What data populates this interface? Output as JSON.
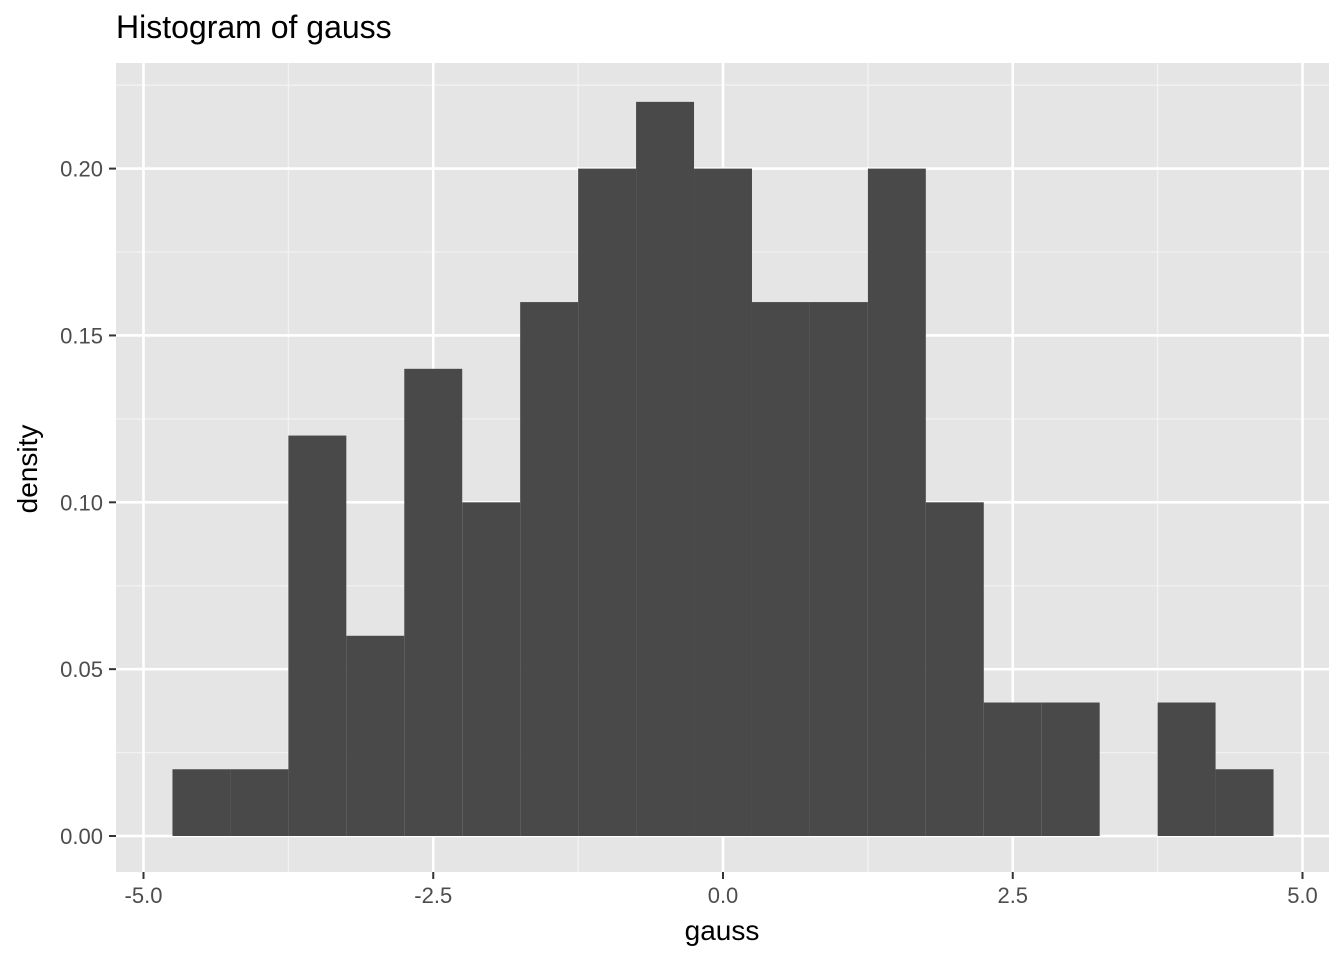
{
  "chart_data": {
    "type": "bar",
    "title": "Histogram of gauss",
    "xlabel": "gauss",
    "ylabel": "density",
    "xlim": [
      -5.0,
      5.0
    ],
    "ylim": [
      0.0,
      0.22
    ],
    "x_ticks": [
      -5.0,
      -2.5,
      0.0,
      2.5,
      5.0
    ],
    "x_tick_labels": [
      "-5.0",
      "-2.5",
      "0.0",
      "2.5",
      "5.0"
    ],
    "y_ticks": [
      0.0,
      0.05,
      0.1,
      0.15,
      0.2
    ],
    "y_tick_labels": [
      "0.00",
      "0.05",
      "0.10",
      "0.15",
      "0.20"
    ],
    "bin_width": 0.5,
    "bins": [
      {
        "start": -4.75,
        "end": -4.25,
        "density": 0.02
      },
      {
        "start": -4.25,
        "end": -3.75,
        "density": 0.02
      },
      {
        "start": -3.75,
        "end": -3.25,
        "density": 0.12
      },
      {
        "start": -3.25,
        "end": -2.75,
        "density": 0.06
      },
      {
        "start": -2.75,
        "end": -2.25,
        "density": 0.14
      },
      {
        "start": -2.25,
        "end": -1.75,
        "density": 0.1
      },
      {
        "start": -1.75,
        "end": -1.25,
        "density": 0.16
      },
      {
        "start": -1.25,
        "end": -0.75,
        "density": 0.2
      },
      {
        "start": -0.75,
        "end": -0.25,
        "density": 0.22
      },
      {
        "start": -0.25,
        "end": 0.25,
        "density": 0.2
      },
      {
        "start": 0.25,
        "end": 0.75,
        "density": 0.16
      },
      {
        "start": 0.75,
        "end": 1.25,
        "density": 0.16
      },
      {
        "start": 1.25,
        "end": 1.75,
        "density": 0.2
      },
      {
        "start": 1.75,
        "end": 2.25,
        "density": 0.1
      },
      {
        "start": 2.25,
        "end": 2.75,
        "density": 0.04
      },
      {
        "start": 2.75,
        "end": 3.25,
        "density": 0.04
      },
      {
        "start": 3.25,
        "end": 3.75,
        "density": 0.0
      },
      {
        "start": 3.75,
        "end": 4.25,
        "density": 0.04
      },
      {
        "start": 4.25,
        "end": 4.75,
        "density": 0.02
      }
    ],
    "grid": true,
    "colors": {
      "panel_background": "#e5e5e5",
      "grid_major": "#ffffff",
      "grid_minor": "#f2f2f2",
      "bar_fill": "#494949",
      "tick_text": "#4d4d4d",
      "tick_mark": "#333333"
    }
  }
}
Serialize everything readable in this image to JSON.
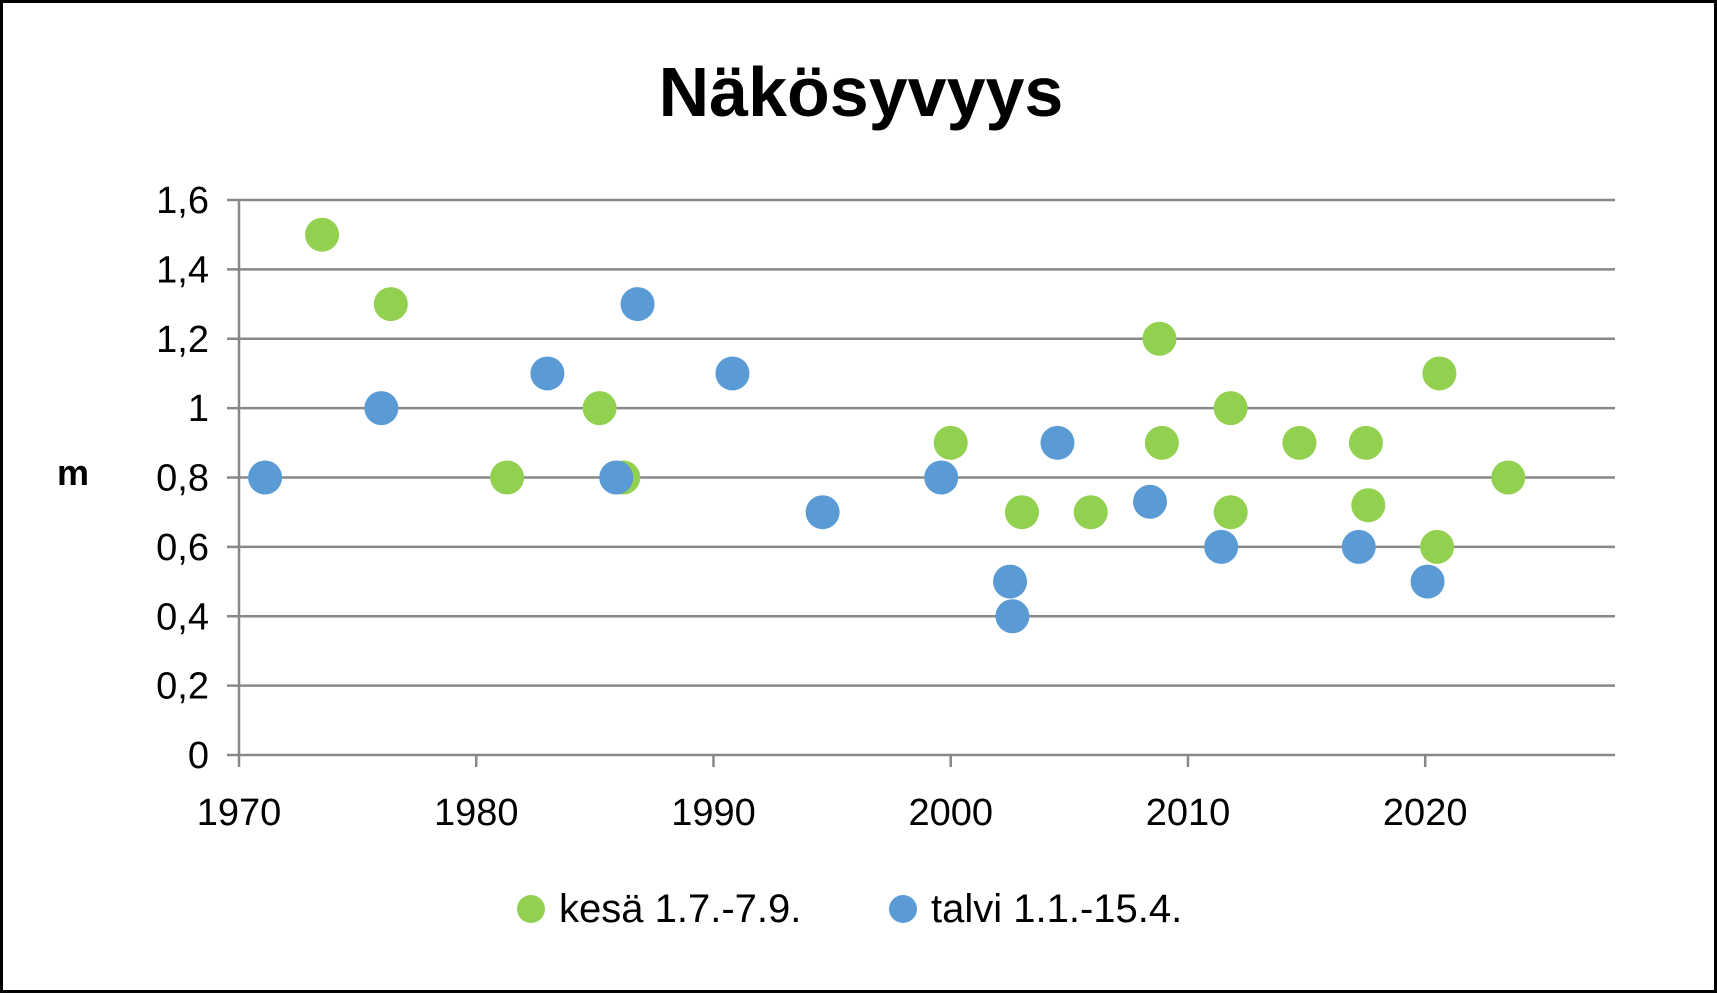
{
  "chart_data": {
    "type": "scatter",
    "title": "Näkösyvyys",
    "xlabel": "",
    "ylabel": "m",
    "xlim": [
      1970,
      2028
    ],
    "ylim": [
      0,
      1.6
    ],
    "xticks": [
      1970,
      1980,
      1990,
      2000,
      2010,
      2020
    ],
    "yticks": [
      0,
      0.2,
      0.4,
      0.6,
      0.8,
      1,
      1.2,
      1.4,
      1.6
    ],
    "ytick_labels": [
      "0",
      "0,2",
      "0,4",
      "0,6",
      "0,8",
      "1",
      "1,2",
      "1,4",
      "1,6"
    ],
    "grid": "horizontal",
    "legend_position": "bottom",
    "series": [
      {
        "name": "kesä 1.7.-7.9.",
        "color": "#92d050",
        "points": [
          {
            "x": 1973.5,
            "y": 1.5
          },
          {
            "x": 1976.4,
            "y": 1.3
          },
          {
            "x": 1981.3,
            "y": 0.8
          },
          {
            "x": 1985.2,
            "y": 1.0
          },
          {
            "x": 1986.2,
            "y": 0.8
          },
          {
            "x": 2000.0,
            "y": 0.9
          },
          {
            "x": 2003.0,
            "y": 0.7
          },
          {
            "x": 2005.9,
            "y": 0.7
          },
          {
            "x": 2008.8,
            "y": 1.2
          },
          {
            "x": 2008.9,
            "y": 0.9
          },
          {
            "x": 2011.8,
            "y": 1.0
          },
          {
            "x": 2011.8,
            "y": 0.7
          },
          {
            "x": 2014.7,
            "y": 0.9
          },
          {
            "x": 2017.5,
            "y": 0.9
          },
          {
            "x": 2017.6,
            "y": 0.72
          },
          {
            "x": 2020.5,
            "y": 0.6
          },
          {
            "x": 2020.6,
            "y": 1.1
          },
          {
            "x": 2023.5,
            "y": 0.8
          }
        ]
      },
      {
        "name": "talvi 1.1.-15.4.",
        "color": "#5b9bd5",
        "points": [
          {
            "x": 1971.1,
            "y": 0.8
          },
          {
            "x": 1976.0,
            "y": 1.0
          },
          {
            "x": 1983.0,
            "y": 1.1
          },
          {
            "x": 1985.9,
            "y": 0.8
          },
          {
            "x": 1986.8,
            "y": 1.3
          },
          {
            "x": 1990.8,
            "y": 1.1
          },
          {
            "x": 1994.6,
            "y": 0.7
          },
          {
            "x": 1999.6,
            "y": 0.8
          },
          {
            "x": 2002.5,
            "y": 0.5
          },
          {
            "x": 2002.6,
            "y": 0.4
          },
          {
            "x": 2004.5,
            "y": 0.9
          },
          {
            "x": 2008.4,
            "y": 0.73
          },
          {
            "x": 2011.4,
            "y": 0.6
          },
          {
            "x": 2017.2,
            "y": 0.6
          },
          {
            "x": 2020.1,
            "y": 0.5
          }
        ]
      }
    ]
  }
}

┄┄┄┄┄┄┄┄┄┄

Requirement:
Transcribe every entry word for word, but skip the pictures.

The output:
What data populates this interface? Output as JSON.
{
  "chart_data": {
    "type": "bar",
    "title": "Histogram of gauss",
    "xlabel": "gauss",
    "ylabel": "density",
    "xlim": [
      -5.0,
      5.0
    ],
    "ylim": [
      0.0,
      0.22
    ],
    "x_ticks": [
      -5.0,
      -2.5,
      0.0,
      2.5,
      5.0
    ],
    "x_tick_labels": [
      "-5.0",
      "-2.5",
      "0.0",
      "2.5",
      "5.0"
    ],
    "y_ticks": [
      0.0,
      0.05,
      0.1,
      0.15,
      0.2
    ],
    "y_tick_labels": [
      "0.00",
      "0.05",
      "0.10",
      "0.15",
      "0.20"
    ],
    "bin_width": 0.5,
    "bins": [
      {
        "start": -4.75,
        "end": -4.25,
        "density": 0.02
      },
      {
        "start": -4.25,
        "end": -3.75,
        "density": 0.02
      },
      {
        "start": -3.75,
        "end": -3.25,
        "density": 0.12
      },
      {
        "start": -3.25,
        "end": -2.75,
        "density": 0.06
      },
      {
        "start": -2.75,
        "end": -2.25,
        "density": 0.14
      },
      {
        "start": -2.25,
        "end": -1.75,
        "density": 0.1
      },
      {
        "start": -1.75,
        "end": -1.25,
        "density": 0.16
      },
      {
        "start": -1.25,
        "end": -0.75,
        "density": 0.2
      },
      {
        "start": -0.75,
        "end": -0.25,
        "density": 0.22
      },
      {
        "start": -0.25,
        "end": 0.25,
        "density": 0.2
      },
      {
        "start": 0.25,
        "end": 0.75,
        "density": 0.16
      },
      {
        "start": 0.75,
        "end": 1.25,
        "density": 0.16
      },
      {
        "start": 1.25,
        "end": 1.75,
        "density": 0.2
      },
      {
        "start": 1.75,
        "end": 2.25,
        "density": 0.1
      },
      {
        "start": 2.25,
        "end": 2.75,
        "density": 0.04
      },
      {
        "start": 2.75,
        "end": 3.25,
        "density": 0.04
      },
      {
        "start": 3.25,
        "end": 3.75,
        "density": 0.0
      },
      {
        "start": 3.75,
        "end": 4.25,
        "density": 0.04
      },
      {
        "start": 4.25,
        "end": 4.75,
        "density": 0.02
      }
    ],
    "grid": true,
    "colors": {
      "panel_background": "#e5e5e5",
      "grid_major": "#ffffff",
      "grid_minor": "#f2f2f2",
      "bar_fill": "#494949",
      "tick_text": "#4d4d4d",
      "tick_mark": "#333333"
    }
  }
}
Serialize everything readable in this image to JSON.
{
  "chart_data": {
    "type": "scatter",
    "title": "Näkösyvyys",
    "xlabel": "",
    "ylabel": "m",
    "xlim": [
      1970,
      2028
    ],
    "ylim": [
      0,
      1.6
    ],
    "xticks": [
      1970,
      1980,
      1990,
      2000,
      2010,
      2020
    ],
    "yticks": [
      0,
      0.2,
      0.4,
      0.6,
      0.8,
      1,
      1.2,
      1.4,
      1.6
    ],
    "ytick_labels": [
      "0",
      "0,2",
      "0,4",
      "0,6",
      "0,8",
      "1",
      "1,2",
      "1,4",
      "1,6"
    ],
    "grid": "horizontal",
    "legend_position": "bottom",
    "series": [
      {
        "name": "kesä 1.7.-7.9.",
        "color": "#92d050",
        "points": [
          {
            "x": 1973.5,
            "y": 1.5
          },
          {
            "x": 1976.4,
            "y": 1.3
          },
          {
            "x": 1981.3,
            "y": 0.8
          },
          {
            "x": 1985.2,
            "y": 1.0
          },
          {
            "x": 1986.2,
            "y": 0.8
          },
          {
            "x": 2000.0,
            "y": 0.9
          },
          {
            "x": 2003.0,
            "y": 0.7
          },
          {
            "x": 2005.9,
            "y": 0.7
          },
          {
            "x": 2008.8,
            "y": 1.2
          },
          {
            "x": 2008.9,
            "y": 0.9
          },
          {
            "x": 2011.8,
            "y": 1.0
          },
          {
            "x": 2011.8,
            "y": 0.7
          },
          {
            "x": 2014.7,
            "y": 0.9
          },
          {
            "x": 2017.5,
            "y": 0.9
          },
          {
            "x": 2017.6,
            "y": 0.72
          },
          {
            "x": 2020.5,
            "y": 0.6
          },
          {
            "x": 2020.6,
            "y": 1.1
          },
          {
            "x": 2023.5,
            "y": 0.8
          }
        ]
      },
      {
        "name": "talvi 1.1.-15.4.",
        "color": "#5b9bd5",
        "points": [
          {
            "x": 1971.1,
            "y": 0.8
          },
          {
            "x": 1976.0,
            "y": 1.0
          },
          {
            "x": 1983.0,
            "y": 1.1
          },
          {
            "x": 1985.9,
            "y": 0.8
          },
          {
            "x": 1986.8,
            "y": 1.3
          },
          {
            "x": 1990.8,
            "y": 1.1
          },
          {
            "x": 1994.6,
            "y": 0.7
          },
          {
            "x": 1999.6,
            "y": 0.8
          },
          {
            "x": 2002.5,
            "y": 0.5
          },
          {
            "x": 2002.6,
            "y": 0.4
          },
          {
            "x": 2004.5,
            "y": 0.9
          },
          {
            "x": 2008.4,
            "y": 0.73
          },
          {
            "x": 2011.4,
            "y": 0.6
          },
          {
            "x": 2017.2,
            "y": 0.6
          },
          {
            "x": 2020.1,
            "y": 0.5
          }
        ]
      }
    ]
  }
}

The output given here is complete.